▶ [What you need to do]: Copy out every line of the records where the string "Parse" occurs.

▶ [Information provided]:
■ ■ ■
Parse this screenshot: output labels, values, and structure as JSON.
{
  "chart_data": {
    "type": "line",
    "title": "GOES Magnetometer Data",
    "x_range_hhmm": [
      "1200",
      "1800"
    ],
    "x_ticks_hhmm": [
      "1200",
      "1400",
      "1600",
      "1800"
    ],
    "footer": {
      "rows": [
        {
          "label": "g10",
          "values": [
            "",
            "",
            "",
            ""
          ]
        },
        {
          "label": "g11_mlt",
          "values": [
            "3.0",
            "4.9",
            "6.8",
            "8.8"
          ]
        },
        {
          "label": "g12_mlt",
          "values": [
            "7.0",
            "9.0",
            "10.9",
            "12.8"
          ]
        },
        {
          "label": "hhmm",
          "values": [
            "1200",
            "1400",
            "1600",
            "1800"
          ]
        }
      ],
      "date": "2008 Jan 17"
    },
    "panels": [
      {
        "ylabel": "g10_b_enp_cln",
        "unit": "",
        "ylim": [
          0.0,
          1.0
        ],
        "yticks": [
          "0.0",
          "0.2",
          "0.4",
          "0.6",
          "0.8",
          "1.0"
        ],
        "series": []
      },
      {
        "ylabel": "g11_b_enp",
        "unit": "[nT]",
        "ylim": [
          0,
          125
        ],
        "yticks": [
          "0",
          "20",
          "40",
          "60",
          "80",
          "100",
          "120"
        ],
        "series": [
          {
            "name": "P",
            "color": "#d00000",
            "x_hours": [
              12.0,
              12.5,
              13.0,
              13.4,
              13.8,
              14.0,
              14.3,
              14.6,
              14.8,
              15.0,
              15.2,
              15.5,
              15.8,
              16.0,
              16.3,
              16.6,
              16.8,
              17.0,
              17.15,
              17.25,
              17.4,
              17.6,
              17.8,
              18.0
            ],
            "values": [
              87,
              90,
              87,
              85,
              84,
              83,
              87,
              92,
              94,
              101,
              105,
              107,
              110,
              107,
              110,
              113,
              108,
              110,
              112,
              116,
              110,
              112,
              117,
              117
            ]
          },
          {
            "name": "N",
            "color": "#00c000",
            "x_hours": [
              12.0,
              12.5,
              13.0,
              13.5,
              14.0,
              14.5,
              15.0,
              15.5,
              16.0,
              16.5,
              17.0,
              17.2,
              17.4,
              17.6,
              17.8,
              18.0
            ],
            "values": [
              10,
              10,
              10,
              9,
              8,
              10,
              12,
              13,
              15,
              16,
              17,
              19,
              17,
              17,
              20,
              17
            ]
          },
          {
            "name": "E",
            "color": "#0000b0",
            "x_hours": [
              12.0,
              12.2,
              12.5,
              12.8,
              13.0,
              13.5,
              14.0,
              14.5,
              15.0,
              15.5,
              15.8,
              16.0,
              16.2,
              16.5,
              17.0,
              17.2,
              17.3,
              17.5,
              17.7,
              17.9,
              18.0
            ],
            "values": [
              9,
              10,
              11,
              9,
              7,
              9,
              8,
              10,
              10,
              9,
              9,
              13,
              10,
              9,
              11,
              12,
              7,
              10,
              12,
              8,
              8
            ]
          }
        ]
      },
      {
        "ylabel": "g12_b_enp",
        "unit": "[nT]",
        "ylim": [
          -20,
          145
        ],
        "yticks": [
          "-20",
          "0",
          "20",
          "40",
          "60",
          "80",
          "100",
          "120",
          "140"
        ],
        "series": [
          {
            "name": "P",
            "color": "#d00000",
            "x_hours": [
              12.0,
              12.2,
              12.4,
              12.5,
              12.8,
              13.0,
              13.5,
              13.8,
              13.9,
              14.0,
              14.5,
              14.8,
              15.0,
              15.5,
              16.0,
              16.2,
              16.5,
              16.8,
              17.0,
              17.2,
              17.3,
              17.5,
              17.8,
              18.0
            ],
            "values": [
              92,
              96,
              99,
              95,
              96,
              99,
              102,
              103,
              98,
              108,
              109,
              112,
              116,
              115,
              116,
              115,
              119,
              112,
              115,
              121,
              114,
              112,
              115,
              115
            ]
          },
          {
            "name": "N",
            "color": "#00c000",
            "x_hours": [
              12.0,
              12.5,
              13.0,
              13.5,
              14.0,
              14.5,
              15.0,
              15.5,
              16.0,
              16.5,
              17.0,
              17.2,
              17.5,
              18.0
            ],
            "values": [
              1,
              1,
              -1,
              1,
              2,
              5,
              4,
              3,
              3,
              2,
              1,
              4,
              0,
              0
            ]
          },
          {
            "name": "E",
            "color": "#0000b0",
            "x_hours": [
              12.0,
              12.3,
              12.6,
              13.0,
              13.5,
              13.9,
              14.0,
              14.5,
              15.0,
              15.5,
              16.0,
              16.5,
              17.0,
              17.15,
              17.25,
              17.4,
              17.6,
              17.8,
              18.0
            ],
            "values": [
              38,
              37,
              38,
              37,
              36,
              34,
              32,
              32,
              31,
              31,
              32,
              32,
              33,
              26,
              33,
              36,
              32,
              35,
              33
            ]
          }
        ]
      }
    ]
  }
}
■ ■ ■
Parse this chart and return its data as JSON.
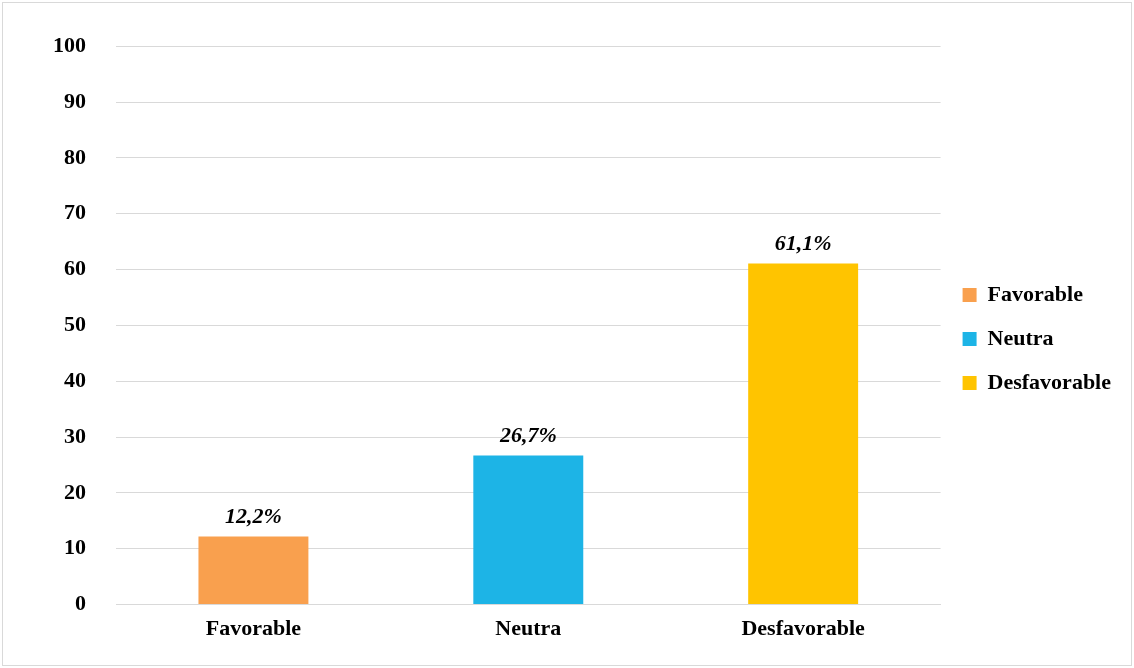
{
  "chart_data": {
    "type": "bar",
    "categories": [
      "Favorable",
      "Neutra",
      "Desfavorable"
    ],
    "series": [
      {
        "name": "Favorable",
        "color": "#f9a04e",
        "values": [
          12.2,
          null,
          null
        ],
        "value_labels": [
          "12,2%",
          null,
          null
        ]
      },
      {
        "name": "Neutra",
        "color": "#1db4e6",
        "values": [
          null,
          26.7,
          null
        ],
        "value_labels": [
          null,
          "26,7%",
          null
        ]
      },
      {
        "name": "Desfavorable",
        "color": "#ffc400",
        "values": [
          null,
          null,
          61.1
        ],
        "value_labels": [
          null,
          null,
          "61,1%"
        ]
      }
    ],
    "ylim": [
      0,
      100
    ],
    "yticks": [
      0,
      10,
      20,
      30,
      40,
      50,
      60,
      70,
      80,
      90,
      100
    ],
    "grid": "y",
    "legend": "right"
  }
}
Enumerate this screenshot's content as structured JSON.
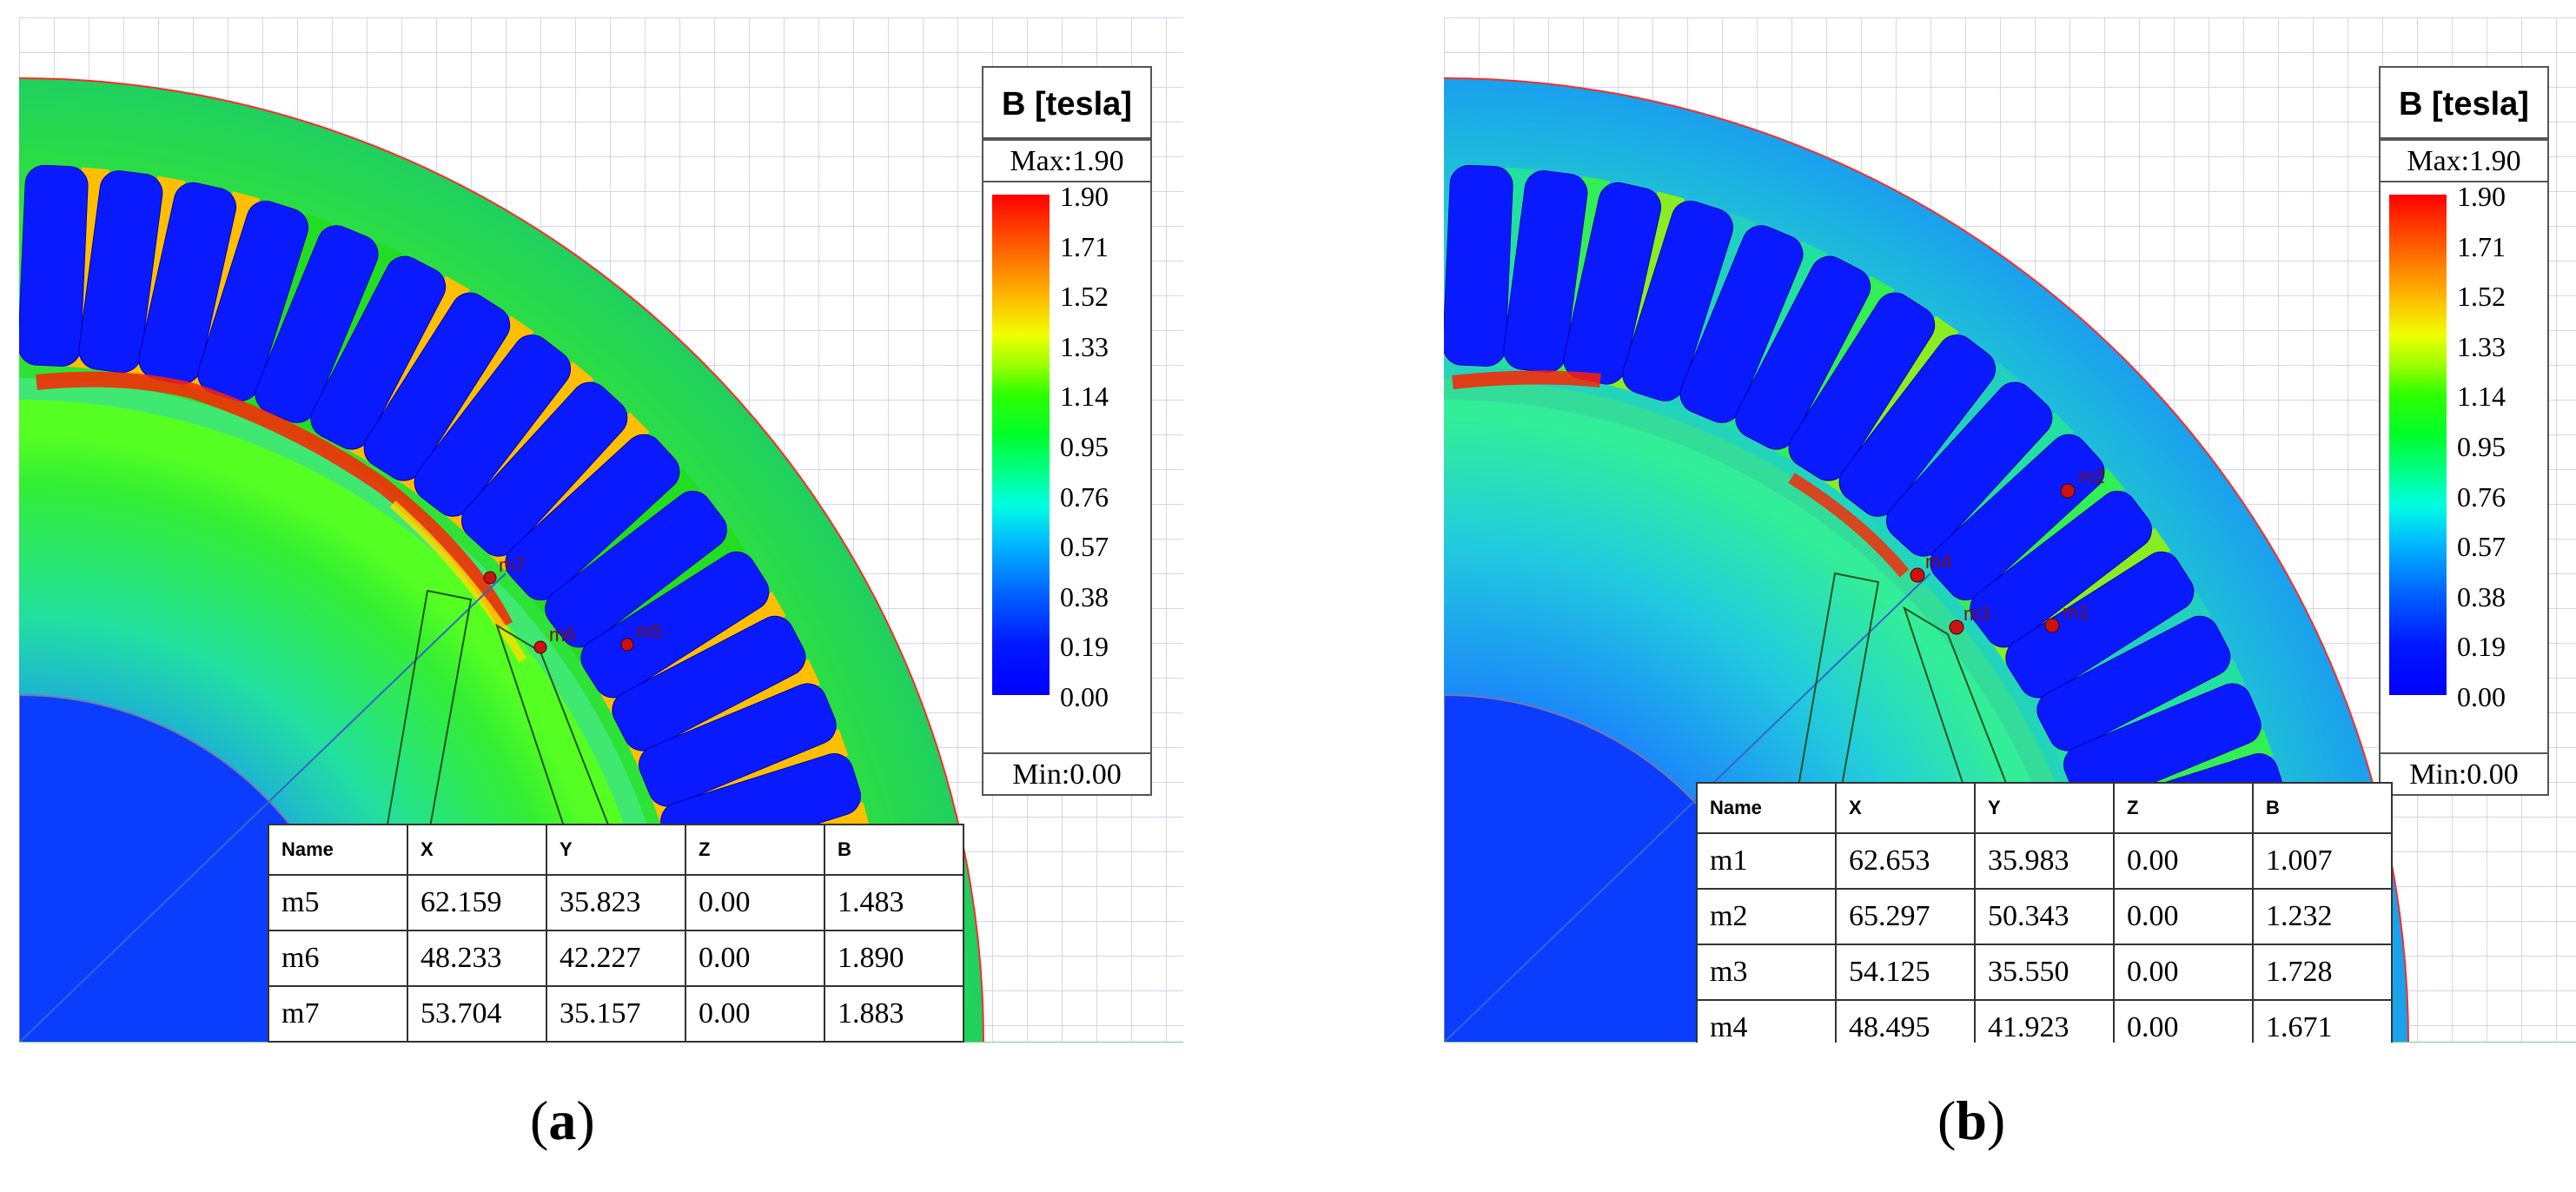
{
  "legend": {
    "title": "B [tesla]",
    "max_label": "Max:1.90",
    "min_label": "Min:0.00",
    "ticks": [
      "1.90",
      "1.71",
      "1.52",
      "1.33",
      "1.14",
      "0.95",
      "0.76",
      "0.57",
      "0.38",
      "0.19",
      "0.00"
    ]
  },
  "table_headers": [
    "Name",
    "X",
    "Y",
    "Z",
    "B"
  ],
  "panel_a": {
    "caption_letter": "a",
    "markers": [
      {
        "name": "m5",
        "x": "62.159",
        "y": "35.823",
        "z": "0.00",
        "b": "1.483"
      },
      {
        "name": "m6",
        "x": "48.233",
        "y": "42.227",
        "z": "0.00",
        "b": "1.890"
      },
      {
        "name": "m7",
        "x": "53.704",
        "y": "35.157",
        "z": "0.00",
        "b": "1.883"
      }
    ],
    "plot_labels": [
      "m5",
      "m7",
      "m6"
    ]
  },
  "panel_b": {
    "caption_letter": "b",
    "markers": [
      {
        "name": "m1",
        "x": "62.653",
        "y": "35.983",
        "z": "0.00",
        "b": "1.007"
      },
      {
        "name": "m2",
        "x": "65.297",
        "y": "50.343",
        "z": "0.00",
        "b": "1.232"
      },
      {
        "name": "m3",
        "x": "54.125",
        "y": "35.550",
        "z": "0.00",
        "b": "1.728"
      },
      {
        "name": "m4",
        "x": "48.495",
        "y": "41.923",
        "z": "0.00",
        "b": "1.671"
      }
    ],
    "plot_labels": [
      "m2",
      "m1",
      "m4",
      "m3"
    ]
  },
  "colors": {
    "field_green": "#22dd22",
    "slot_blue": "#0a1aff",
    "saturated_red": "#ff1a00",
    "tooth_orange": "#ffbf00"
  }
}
■ ■ ■
▶ [Answer for this exercise]:
Parse this screenshot: output labels, values, and structure as JSON.
Parse this chart and return its data as JSON.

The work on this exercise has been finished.